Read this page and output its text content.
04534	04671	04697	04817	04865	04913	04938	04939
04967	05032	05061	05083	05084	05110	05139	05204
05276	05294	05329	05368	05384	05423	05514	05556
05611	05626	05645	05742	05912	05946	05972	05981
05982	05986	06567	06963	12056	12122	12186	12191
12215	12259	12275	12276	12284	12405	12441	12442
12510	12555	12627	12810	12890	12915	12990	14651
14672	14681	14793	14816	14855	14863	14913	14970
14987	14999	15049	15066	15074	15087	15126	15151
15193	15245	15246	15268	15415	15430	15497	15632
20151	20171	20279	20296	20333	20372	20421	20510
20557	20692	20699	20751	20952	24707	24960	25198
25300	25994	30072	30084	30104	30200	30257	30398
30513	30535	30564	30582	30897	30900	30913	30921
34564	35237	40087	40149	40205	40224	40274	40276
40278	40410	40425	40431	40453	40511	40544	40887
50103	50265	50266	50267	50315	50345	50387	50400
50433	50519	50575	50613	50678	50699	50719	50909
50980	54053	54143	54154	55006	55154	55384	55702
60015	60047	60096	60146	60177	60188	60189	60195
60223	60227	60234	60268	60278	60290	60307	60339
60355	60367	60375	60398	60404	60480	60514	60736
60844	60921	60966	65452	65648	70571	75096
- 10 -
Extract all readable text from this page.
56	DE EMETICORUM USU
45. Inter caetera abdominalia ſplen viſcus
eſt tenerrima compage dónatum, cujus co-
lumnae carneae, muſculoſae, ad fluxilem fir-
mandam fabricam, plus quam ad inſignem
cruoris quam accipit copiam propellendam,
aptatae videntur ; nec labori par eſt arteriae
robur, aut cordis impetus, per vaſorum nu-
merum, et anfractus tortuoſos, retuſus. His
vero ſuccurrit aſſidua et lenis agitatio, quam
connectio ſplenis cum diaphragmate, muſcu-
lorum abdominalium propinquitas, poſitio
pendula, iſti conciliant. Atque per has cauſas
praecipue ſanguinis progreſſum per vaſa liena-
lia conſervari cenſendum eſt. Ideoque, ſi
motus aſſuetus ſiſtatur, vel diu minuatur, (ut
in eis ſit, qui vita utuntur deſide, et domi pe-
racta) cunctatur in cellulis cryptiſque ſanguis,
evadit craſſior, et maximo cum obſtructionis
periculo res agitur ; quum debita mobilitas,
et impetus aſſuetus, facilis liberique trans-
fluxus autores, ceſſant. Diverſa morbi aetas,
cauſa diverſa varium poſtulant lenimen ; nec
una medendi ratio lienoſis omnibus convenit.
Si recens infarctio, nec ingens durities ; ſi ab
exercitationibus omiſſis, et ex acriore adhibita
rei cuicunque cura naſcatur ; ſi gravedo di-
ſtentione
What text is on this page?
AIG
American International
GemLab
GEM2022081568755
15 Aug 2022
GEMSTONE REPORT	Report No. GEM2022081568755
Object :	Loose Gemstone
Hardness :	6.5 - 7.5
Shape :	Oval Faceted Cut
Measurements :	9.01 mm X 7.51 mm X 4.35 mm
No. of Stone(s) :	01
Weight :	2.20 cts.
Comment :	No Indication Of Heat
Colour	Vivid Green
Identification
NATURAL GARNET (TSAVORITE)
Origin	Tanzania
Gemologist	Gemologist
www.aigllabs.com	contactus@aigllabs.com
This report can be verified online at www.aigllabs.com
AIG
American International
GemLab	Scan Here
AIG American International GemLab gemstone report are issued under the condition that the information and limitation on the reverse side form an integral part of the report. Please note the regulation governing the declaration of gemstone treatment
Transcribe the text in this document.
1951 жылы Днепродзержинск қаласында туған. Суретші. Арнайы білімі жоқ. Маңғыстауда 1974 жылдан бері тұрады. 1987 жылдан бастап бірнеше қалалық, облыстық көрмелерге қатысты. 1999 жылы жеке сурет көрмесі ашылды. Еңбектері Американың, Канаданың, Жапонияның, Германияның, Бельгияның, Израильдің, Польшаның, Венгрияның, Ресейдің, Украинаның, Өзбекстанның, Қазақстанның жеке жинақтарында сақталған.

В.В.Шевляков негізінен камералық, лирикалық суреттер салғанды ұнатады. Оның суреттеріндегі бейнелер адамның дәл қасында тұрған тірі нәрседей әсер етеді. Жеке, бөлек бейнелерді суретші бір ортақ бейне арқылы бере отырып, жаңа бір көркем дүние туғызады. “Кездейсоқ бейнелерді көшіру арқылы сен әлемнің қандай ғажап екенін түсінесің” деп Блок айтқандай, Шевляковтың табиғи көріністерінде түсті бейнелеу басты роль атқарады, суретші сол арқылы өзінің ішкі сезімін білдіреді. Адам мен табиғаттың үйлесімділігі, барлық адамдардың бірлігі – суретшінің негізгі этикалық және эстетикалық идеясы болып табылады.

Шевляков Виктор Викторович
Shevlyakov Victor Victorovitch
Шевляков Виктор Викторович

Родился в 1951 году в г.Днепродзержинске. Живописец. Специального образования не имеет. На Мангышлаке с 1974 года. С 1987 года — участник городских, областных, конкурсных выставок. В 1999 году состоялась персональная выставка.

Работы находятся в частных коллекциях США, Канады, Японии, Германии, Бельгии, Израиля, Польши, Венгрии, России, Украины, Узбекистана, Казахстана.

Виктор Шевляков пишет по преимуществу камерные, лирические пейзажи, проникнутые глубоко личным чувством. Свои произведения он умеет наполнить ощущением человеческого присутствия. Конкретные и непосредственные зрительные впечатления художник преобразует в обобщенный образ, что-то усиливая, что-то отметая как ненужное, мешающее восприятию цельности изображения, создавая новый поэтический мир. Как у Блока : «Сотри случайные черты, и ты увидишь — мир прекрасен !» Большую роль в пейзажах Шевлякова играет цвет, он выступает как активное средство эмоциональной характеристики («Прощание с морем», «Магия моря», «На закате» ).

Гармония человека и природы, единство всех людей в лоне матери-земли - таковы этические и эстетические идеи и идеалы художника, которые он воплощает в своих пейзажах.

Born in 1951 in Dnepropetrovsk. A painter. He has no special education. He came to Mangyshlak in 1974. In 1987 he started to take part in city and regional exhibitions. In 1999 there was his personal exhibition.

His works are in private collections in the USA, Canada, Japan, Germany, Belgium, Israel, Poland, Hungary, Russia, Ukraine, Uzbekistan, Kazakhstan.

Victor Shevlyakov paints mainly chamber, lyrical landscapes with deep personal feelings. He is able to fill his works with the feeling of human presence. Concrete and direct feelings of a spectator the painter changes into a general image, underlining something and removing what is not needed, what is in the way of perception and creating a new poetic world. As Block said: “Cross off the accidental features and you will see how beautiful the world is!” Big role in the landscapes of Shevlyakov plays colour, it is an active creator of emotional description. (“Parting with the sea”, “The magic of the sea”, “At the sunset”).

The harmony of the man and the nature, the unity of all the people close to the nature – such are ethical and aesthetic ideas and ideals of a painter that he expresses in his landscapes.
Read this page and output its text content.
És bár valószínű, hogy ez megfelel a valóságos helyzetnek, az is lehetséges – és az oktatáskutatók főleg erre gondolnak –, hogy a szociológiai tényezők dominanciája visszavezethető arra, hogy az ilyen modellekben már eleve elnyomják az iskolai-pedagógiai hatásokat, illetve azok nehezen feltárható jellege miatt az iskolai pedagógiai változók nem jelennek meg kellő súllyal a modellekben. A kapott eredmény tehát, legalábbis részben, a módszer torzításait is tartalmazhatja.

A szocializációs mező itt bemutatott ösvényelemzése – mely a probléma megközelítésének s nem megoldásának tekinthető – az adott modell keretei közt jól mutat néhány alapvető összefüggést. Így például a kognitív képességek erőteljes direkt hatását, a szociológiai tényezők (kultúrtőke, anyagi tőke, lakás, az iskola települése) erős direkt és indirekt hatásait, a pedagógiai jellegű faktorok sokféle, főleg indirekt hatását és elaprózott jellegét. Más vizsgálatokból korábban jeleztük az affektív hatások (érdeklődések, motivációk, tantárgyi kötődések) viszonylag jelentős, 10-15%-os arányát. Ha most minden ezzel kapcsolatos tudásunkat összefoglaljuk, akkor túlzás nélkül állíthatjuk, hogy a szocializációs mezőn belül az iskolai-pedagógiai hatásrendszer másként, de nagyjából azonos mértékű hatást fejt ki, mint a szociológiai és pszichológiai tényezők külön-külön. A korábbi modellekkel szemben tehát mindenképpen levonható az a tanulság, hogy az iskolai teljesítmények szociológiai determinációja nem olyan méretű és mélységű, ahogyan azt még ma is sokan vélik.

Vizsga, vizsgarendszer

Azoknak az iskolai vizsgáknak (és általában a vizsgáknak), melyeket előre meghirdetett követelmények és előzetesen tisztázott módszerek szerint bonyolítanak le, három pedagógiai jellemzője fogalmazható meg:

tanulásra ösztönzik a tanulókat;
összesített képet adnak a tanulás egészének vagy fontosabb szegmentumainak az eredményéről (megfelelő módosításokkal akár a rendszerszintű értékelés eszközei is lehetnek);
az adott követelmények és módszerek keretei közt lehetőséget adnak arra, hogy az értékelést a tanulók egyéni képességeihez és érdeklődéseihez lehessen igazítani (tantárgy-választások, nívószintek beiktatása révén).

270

-=-=-=-=-

Task brief: Only lines with "quam" are wanted here; list each of them.

Answer to this exercise:
mandam fabricam, plus quam ad inſignem
cruoris quam accipit copiam propellendam,
vero ſuccurrit aſſidua et lenis agitatio, quam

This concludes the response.